▸ Extracted data entries
--- --- ---
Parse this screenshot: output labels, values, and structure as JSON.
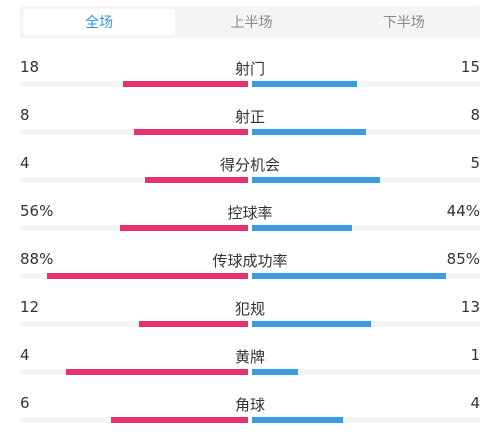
{
  "tabs": [
    {
      "label": "全场",
      "active": true
    },
    {
      "label": "上半场",
      "active": false
    },
    {
      "label": "下半场",
      "active": false
    }
  ],
  "colors": {
    "home_bar": "#e8326e",
    "away_bar": "#3a9be8",
    "track": "#f4f4f4",
    "active_tab_text": "#2f96e6"
  },
  "stats": [
    {
      "label": "射门",
      "home": "18",
      "away": "15",
      "home_fill": 0.55,
      "away_fill": 0.46
    },
    {
      "label": "射正",
      "home": "8",
      "away": "8",
      "home_fill": 0.5,
      "away_fill": 0.5
    },
    {
      "label": "得分机会",
      "home": "4",
      "away": "5",
      "home_fill": 0.45,
      "away_fill": 0.56
    },
    {
      "label": "控球率",
      "home": "56%",
      "away": "44%",
      "home_fill": 0.56,
      "away_fill": 0.44
    },
    {
      "label": "传球成功率",
      "home": "88%",
      "away": "85%",
      "home_fill": 0.88,
      "away_fill": 0.85
    },
    {
      "label": "犯规",
      "home": "12",
      "away": "13",
      "home_fill": 0.48,
      "away_fill": 0.52
    },
    {
      "label": "黄牌",
      "home": "4",
      "away": "1",
      "home_fill": 0.8,
      "away_fill": 0.2
    },
    {
      "label": "角球",
      "home": "6",
      "away": "4",
      "home_fill": 0.6,
      "away_fill": 0.4
    }
  ]
}
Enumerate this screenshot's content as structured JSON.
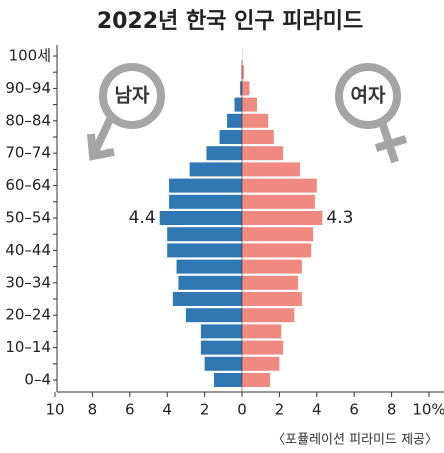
{
  "chart_data": {
    "type": "pyramid",
    "title": "2022년 한국 인구 피라미드",
    "categories": [
      "0–4",
      null,
      "10–14",
      null,
      "20–24",
      null,
      "30–34",
      null,
      "40–44",
      null,
      "50–54",
      null,
      "60–64",
      null,
      "70–74",
      null,
      "80–84",
      null,
      "90–94",
      null,
      "100세"
    ],
    "series": [
      {
        "name": "남자",
        "color": "#2f78b4",
        "side": "left",
        "values": [
          1.5,
          2.0,
          2.2,
          2.2,
          3.0,
          3.7,
          3.4,
          3.5,
          4.0,
          4.0,
          4.4,
          3.9,
          3.9,
          2.8,
          1.9,
          1.2,
          0.8,
          0.4,
          0.1,
          0.02,
          0
        ],
        "value_labels": [
          null,
          null,
          null,
          null,
          null,
          null,
          null,
          null,
          null,
          null,
          "4.4",
          null,
          null,
          null,
          null,
          null,
          null,
          null,
          null,
          null,
          null
        ]
      },
      {
        "name": "여자",
        "color": "#f08a80",
        "side": "right",
        "values": [
          1.5,
          2.0,
          2.2,
          2.1,
          2.8,
          3.2,
          3.0,
          3.2,
          3.7,
          3.8,
          4.3,
          3.9,
          4.0,
          3.1,
          2.2,
          1.7,
          1.4,
          0.8,
          0.4,
          0.1,
          0.02
        ],
        "value_labels": [
          null,
          null,
          null,
          null,
          null,
          null,
          null,
          null,
          null,
          null,
          "4.3",
          null,
          null,
          null,
          null,
          null,
          null,
          null,
          null,
          null,
          null
        ]
      }
    ],
    "xlim": [
      -10,
      10
    ],
    "xticks": [
      {
        "value": -10,
        "label": "10"
      },
      {
        "value": -8,
        "label": "8"
      },
      {
        "value": -6,
        "label": "6"
      },
      {
        "value": -4,
        "label": "4"
      },
      {
        "value": -2,
        "label": "2"
      },
      0,
      2,
      4,
      6,
      8,
      {
        "value": 10,
        "label": "10%"
      }
    ],
    "source": "〈포퓰레이션 피라미드 제공〉"
  }
}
--- --- ---
▸ Given request
Reproduce the full listing above verbatim, with no pictures included.

▸ Reply to the task
Parse this screenshot: output labels, values, and structure as JSON.
{
  "tabs": [
    {
      "label": "全场",
      "active": true
    },
    {
      "label": "上半场",
      "active": false
    },
    {
      "label": "下半场",
      "active": false
    }
  ],
  "colors": {
    "home_bar": "#e8326e",
    "away_bar": "#3a9be8",
    "track": "#f4f4f4",
    "active_tab_text": "#2f96e6"
  },
  "stats": [
    {
      "label": "射门",
      "home": "18",
      "away": "15",
      "home_fill": 0.55,
      "away_fill": 0.46
    },
    {
      "label": "射正",
      "home": "8",
      "away": "8",
      "home_fill": 0.5,
      "away_fill": 0.5
    },
    {
      "label": "得分机会",
      "home": "4",
      "away": "5",
      "home_fill": 0.45,
      "away_fill": 0.56
    },
    {
      "label": "控球率",
      "home": "56%",
      "away": "44%",
      "home_fill": 0.56,
      "away_fill": 0.44
    },
    {
      "label": "传球成功率",
      "home": "88%",
      "away": "85%",
      "home_fill": 0.88,
      "away_fill": 0.85
    },
    {
      "label": "犯规",
      "home": "12",
      "away": "13",
      "home_fill": 0.48,
      "away_fill": 0.52
    },
    {
      "label": "黄牌",
      "home": "4",
      "away": "1",
      "home_fill": 0.8,
      "away_fill": 0.2
    },
    {
      "label": "角球",
      "home": "6",
      "away": "4",
      "home_fill": 0.6,
      "away_fill": 0.4
    }
  ]
}
Enumerate this screenshot's content as structured JSON.
{
  "chart_data": {
    "type": "pyramid",
    "title": "2022년 한국 인구 피라미드",
    "categories": [
      "0–4",
      null,
      "10–14",
      null,
      "20–24",
      null,
      "30–34",
      null,
      "40–44",
      null,
      "50–54",
      null,
      "60–64",
      null,
      "70–74",
      null,
      "80–84",
      null,
      "90–94",
      null,
      "100세"
    ],
    "series": [
      {
        "name": "남자",
        "color": "#2f78b4",
        "side": "left",
        "values": [
          1.5,
          2.0,
          2.2,
          2.2,
          3.0,
          3.7,
          3.4,
          3.5,
          4.0,
          4.0,
          4.4,
          3.9,
          3.9,
          2.8,
          1.9,
          1.2,
          0.8,
          0.4,
          0.1,
          0.02,
          0
        ],
        "value_labels": [
          null,
          null,
          null,
          null,
          null,
          null,
          null,
          null,
          null,
          null,
          "4.4",
          null,
          null,
          null,
          null,
          null,
          null,
          null,
          null,
          null,
          null
        ]
      },
      {
        "name": "여자",
        "color": "#f08a80",
        "side": "right",
        "values": [
          1.5,
          2.0,
          2.2,
          2.1,
          2.8,
          3.2,
          3.0,
          3.2,
          3.7,
          3.8,
          4.3,
          3.9,
          4.0,
          3.1,
          2.2,
          1.7,
          1.4,
          0.8,
          0.4,
          0.1,
          0.02
        ],
        "value_labels": [
          null,
          null,
          null,
          null,
          null,
          null,
          null,
          null,
          null,
          null,
          "4.3",
          null,
          null,
          null,
          null,
          null,
          null,
          null,
          null,
          null,
          null
        ]
      }
    ],
    "xlim": [
      -10,
      10
    ],
    "xticks": [
      {
        "value": -10,
        "label": "10"
      },
      {
        "value": -8,
        "label": "8"
      },
      {
        "value": -6,
        "label": "6"
      },
      {
        "value": -4,
        "label": "4"
      },
      {
        "value": -2,
        "label": "2"
      },
      0,
      2,
      4,
      6,
      8,
      {
        "value": 10,
        "label": "10%"
      }
    ],
    "source": "〈포퓰레이션 피라미드 제공〉"
  }
}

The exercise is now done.